··· Data lines ···
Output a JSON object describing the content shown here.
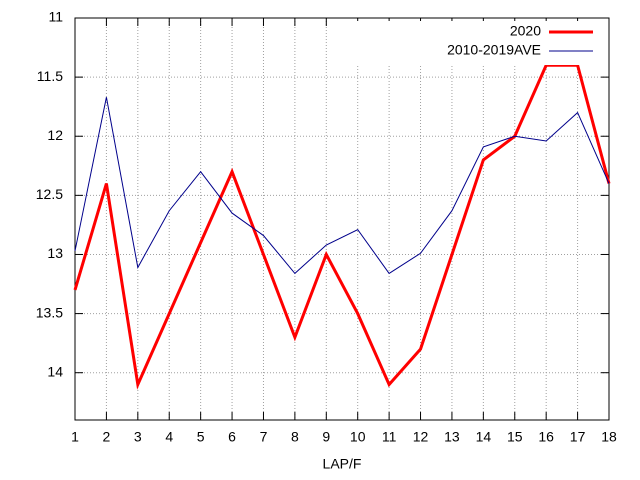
{
  "chart_data": {
    "type": "line",
    "x_label": "LAP/F",
    "x": [
      1,
      2,
      3,
      4,
      5,
      6,
      7,
      8,
      9,
      10,
      11,
      12,
      13,
      14,
      15,
      16,
      17,
      18
    ],
    "series": [
      {
        "name": "2020",
        "color": "#ff0000",
        "line_width": 3,
        "values": [
          13.3,
          12.4,
          14.1,
          13.5,
          12.9,
          12.3,
          13.0,
          13.7,
          13.0,
          13.5,
          14.1,
          13.8,
          13.0,
          12.2,
          12.0,
          11.4,
          11.4,
          12.4
        ]
      },
      {
        "name": "2010-2019AVE",
        "color": "#00008b",
        "line_width": 1,
        "values": [
          12.97,
          11.67,
          13.11,
          12.63,
          12.3,
          12.65,
          12.84,
          13.16,
          12.92,
          12.79,
          13.16,
          12.99,
          12.63,
          12.09,
          12.0,
          12.04,
          11.8,
          12.4
        ]
      }
    ],
    "xlim": [
      1,
      18
    ],
    "xticks": [
      1,
      2,
      3,
      4,
      5,
      6,
      7,
      8,
      9,
      10,
      11,
      12,
      13,
      14,
      15,
      16,
      17,
      18
    ],
    "ylim": [
      14.4,
      11
    ],
    "yticks": [
      11,
      11.5,
      12,
      12.5,
      13,
      13.5,
      14
    ],
    "grid": true,
    "legend": "top-right"
  }
}
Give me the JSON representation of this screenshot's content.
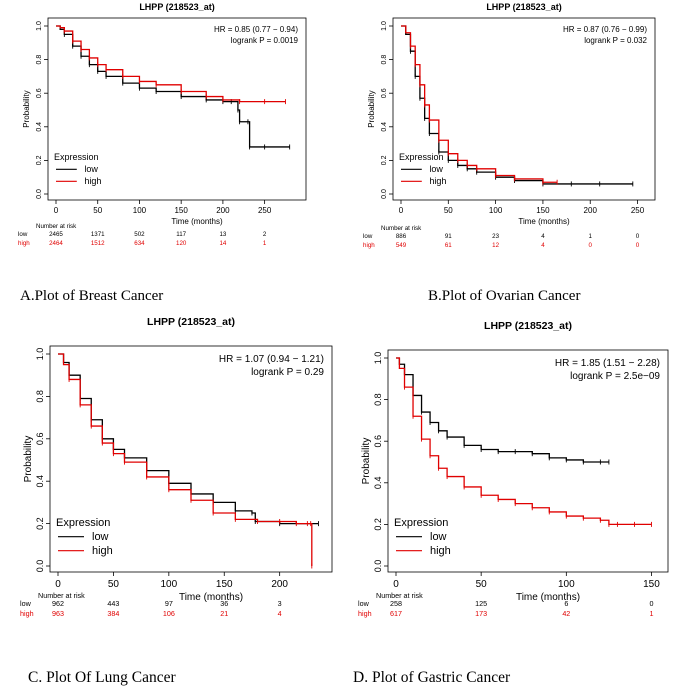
{
  "chart_data": [
    {
      "type": "line",
      "title": "LHPP (218523_at)",
      "caption": "A.Plot of Breast Cancer",
      "xlabel": "Time (months)",
      "ylabel": "Probability",
      "xlim": [
        0,
        290
      ],
      "ylim": [
        0,
        1.0
      ],
      "x_ticks": [
        0,
        50,
        100,
        150,
        200,
        250
      ],
      "y_ticks": [
        0.0,
        0.2,
        0.4,
        0.6,
        0.8,
        1.0
      ],
      "hr_text": "HR = 0.85 (0.77 − 0.94)",
      "logrank_text": "logrank P = 0.0019",
      "legend_title": "Expression",
      "legend_position": "bottom-left",
      "series": [
        {
          "name": "low",
          "color": "#000000",
          "x": [
            0,
            5,
            10,
            20,
            30,
            40,
            50,
            60,
            80,
            100,
            120,
            150,
            180,
            200,
            210,
            218,
            220,
            230,
            232,
            250,
            280
          ],
          "y": [
            1.0,
            0.98,
            0.95,
            0.88,
            0.82,
            0.77,
            0.73,
            0.7,
            0.66,
            0.63,
            0.61,
            0.58,
            0.56,
            0.55,
            0.55,
            0.5,
            0.43,
            0.43,
            0.28,
            0.28,
            0.28
          ]
        },
        {
          "name": "high",
          "color": "#e00000",
          "x": [
            0,
            5,
            10,
            20,
            30,
            40,
            50,
            60,
            80,
            100,
            120,
            150,
            180,
            200,
            220,
            250,
            275
          ],
          "y": [
            1.0,
            0.99,
            0.97,
            0.91,
            0.86,
            0.81,
            0.77,
            0.74,
            0.7,
            0.67,
            0.65,
            0.61,
            0.58,
            0.56,
            0.55,
            0.55,
            0.55
          ]
        }
      ],
      "risk_table": {
        "header": "Number at risk",
        "rows": [
          {
            "name": "low",
            "values": [
              "2465",
              "1371",
              "502",
              "117",
              "13",
              "2"
            ]
          },
          {
            "name": "high",
            "values": [
              "2464",
              "1512",
              "634",
              "120",
              "14",
              "1"
            ]
          }
        ]
      }
    },
    {
      "type": "line",
      "title": "LHPP (218523_at)",
      "caption": "B.Plot of Ovarian Cancer",
      "xlabel": "Time (months)",
      "ylabel": "Probability",
      "xlim": [
        0,
        260
      ],
      "ylim": [
        0,
        1.0
      ],
      "x_ticks": [
        0,
        50,
        100,
        150,
        200,
        250
      ],
      "y_ticks": [
        0.0,
        0.2,
        0.4,
        0.6,
        0.8,
        1.0
      ],
      "hr_text": "HR = 0.87 (0.76 − 0.99)",
      "logrank_text": "logrank P = 0.032",
      "legend_title": "Expression",
      "legend_position": "bottom-left",
      "series": [
        {
          "name": "low",
          "color": "#000000",
          "x": [
            0,
            5,
            10,
            15,
            20,
            25,
            30,
            40,
            50,
            60,
            70,
            80,
            100,
            120,
            150,
            180,
            210,
            245
          ],
          "y": [
            1.0,
            0.95,
            0.85,
            0.7,
            0.57,
            0.45,
            0.36,
            0.25,
            0.2,
            0.17,
            0.15,
            0.13,
            0.1,
            0.08,
            0.06,
            0.06,
            0.06,
            0.06
          ]
        },
        {
          "name": "high",
          "color": "#e00000",
          "x": [
            0,
            5,
            10,
            15,
            20,
            25,
            30,
            40,
            50,
            60,
            70,
            80,
            100,
            120,
            150,
            165
          ],
          "y": [
            1.0,
            0.96,
            0.88,
            0.77,
            0.65,
            0.53,
            0.44,
            0.32,
            0.24,
            0.2,
            0.17,
            0.15,
            0.11,
            0.09,
            0.07,
            0.07
          ]
        }
      ],
      "risk_table": {
        "header": "Number at risk",
        "rows": [
          {
            "name": "low",
            "values": [
              "886",
              "91",
              "23",
              "4",
              "1",
              "0"
            ]
          },
          {
            "name": "high",
            "values": [
              "549",
              "61",
              "12",
              "4",
              "0",
              "0"
            ]
          }
        ]
      }
    },
    {
      "type": "line",
      "title": "LHPP (218523_at)",
      "caption": "C. Plot Of  Lung Cancer",
      "xlabel": "Time (months)",
      "ylabel": "Probability",
      "xlim": [
        0,
        240
      ],
      "ylim": [
        0,
        1.0
      ],
      "x_ticks": [
        0,
        50,
        100,
        150,
        200
      ],
      "y_ticks": [
        0.0,
        0.2,
        0.4,
        0.6,
        0.8,
        1.0
      ],
      "hr_text": "HR = 1.07 (0.94 − 1.21)",
      "logrank_text": "logrank P = 0.29",
      "legend_title": "Expression",
      "legend_position": "bottom-left",
      "series": [
        {
          "name": "low",
          "color": "#000000",
          "x": [
            0,
            5,
            10,
            20,
            30,
            40,
            50,
            60,
            80,
            100,
            120,
            140,
            160,
            175,
            178,
            200,
            235
          ],
          "y": [
            1.0,
            0.96,
            0.9,
            0.79,
            0.69,
            0.6,
            0.55,
            0.51,
            0.45,
            0.39,
            0.34,
            0.3,
            0.26,
            0.25,
            0.21,
            0.2,
            0.2
          ]
        },
        {
          "name": "high",
          "color": "#e00000",
          "x": [
            0,
            5,
            10,
            20,
            30,
            40,
            50,
            60,
            80,
            100,
            120,
            140,
            160,
            180,
            200,
            215,
            225,
            228,
            229
          ],
          "y": [
            1.0,
            0.95,
            0.88,
            0.76,
            0.66,
            0.58,
            0.53,
            0.49,
            0.42,
            0.36,
            0.31,
            0.25,
            0.22,
            0.21,
            0.21,
            0.2,
            0.2,
            0.2,
            0.0
          ]
        }
      ],
      "risk_table": {
        "header": "Number at risk",
        "rows": [
          {
            "name": "low",
            "values": [
              "962",
              "443",
              "97",
              "36",
              "3"
            ]
          },
          {
            "name": "high",
            "values": [
              "963",
              "384",
              "106",
              "21",
              "4"
            ]
          }
        ]
      }
    },
    {
      "type": "line",
      "title": "LHPP (218523_at)",
      "caption": "D. Plot of  Gastric Cancer",
      "xlabel": "Time (months)",
      "ylabel": "Probability",
      "xlim": [
        0,
        155
      ],
      "ylim": [
        0,
        1.0
      ],
      "x_ticks": [
        0,
        50,
        100,
        150
      ],
      "y_ticks": [
        0.0,
        0.2,
        0.4,
        0.6,
        0.8,
        1.0
      ],
      "hr_text": "HR = 1.85 (1.51 − 2.28)",
      "logrank_text": "logrank P = 2.5e−09",
      "legend_title": "Expression",
      "legend_position": "bottom-left",
      "series": [
        {
          "name": "low",
          "color": "#000000",
          "x": [
            0,
            2,
            5,
            10,
            15,
            20,
            25,
            30,
            40,
            50,
            60,
            70,
            80,
            90,
            100,
            110,
            120,
            125
          ],
          "y": [
            1.0,
            0.97,
            0.92,
            0.82,
            0.74,
            0.69,
            0.65,
            0.62,
            0.58,
            0.56,
            0.55,
            0.55,
            0.54,
            0.52,
            0.51,
            0.5,
            0.5,
            0.5
          ]
        },
        {
          "name": "high",
          "color": "#e00000",
          "x": [
            0,
            2,
            5,
            10,
            15,
            20,
            25,
            30,
            40,
            50,
            60,
            70,
            80,
            90,
            100,
            110,
            120,
            125,
            130,
            140,
            150
          ],
          "y": [
            1.0,
            0.95,
            0.86,
            0.72,
            0.61,
            0.53,
            0.47,
            0.43,
            0.38,
            0.34,
            0.32,
            0.3,
            0.28,
            0.26,
            0.24,
            0.23,
            0.22,
            0.2,
            0.2,
            0.2,
            0.2
          ]
        }
      ],
      "risk_table": {
        "header": "Number at risk",
        "rows": [
          {
            "name": "low",
            "values": [
              "258",
              "125",
              "6",
              "0"
            ]
          },
          {
            "name": "high",
            "values": [
              "617",
              "173",
              "42",
              "1"
            ]
          }
        ]
      }
    }
  ]
}
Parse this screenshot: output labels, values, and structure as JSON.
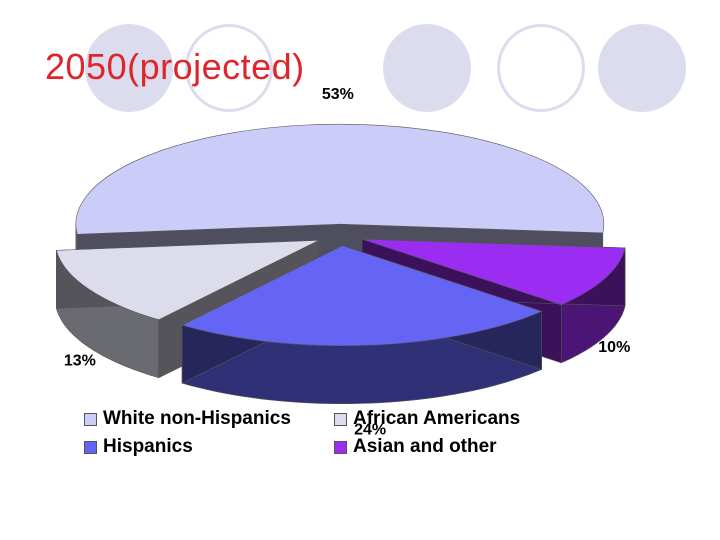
···
Instruction: Collect the lines of the data that carry the word "logrank".

Written solution:
      "logrank_text": "logrank P = 0.0019",
      "logrank_text": "logrank P = 0.032",
      "logrank_text": "logrank P = 0.29",
      "logrank_text": "logrank P = 2.5e−09",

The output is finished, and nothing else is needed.